___ EXERCISE MATERIAL ___
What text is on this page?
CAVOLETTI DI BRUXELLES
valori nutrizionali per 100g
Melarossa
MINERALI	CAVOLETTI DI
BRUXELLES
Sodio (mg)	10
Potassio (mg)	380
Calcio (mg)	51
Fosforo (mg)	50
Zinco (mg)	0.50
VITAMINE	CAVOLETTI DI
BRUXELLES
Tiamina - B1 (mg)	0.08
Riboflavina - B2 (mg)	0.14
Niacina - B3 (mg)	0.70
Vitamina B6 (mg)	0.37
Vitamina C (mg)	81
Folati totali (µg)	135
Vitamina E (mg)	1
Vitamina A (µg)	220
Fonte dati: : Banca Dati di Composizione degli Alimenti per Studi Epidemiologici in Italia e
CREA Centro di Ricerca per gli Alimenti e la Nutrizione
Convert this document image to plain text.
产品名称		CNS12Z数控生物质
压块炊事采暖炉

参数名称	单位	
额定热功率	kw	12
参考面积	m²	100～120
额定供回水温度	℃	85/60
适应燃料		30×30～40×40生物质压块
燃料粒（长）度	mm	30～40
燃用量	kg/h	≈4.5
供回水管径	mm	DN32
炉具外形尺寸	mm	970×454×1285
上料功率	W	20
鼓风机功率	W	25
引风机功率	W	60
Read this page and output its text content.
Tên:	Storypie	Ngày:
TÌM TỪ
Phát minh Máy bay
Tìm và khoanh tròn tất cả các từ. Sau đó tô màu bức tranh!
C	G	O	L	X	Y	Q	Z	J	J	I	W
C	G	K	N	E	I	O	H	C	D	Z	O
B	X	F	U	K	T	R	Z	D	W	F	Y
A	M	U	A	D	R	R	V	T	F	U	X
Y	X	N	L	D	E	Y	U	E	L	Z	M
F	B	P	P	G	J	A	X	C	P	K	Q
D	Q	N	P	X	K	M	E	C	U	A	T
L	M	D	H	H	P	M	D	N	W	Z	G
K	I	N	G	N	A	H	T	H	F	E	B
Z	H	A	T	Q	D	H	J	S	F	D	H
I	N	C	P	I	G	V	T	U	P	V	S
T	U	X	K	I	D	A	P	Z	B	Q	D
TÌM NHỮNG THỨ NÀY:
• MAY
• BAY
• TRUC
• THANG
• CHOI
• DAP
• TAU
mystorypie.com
___
● **TASK STATEMENT**
Where a line of the data holds "Alimenti", show that line.

● **THE RESULT**
Fonte dati: : Banca Dati di Composizione degli Alimenti per Studi Epidemiologici in Italia e
CREA Centro di Ricerca per gli Alimenti e la Nutrizione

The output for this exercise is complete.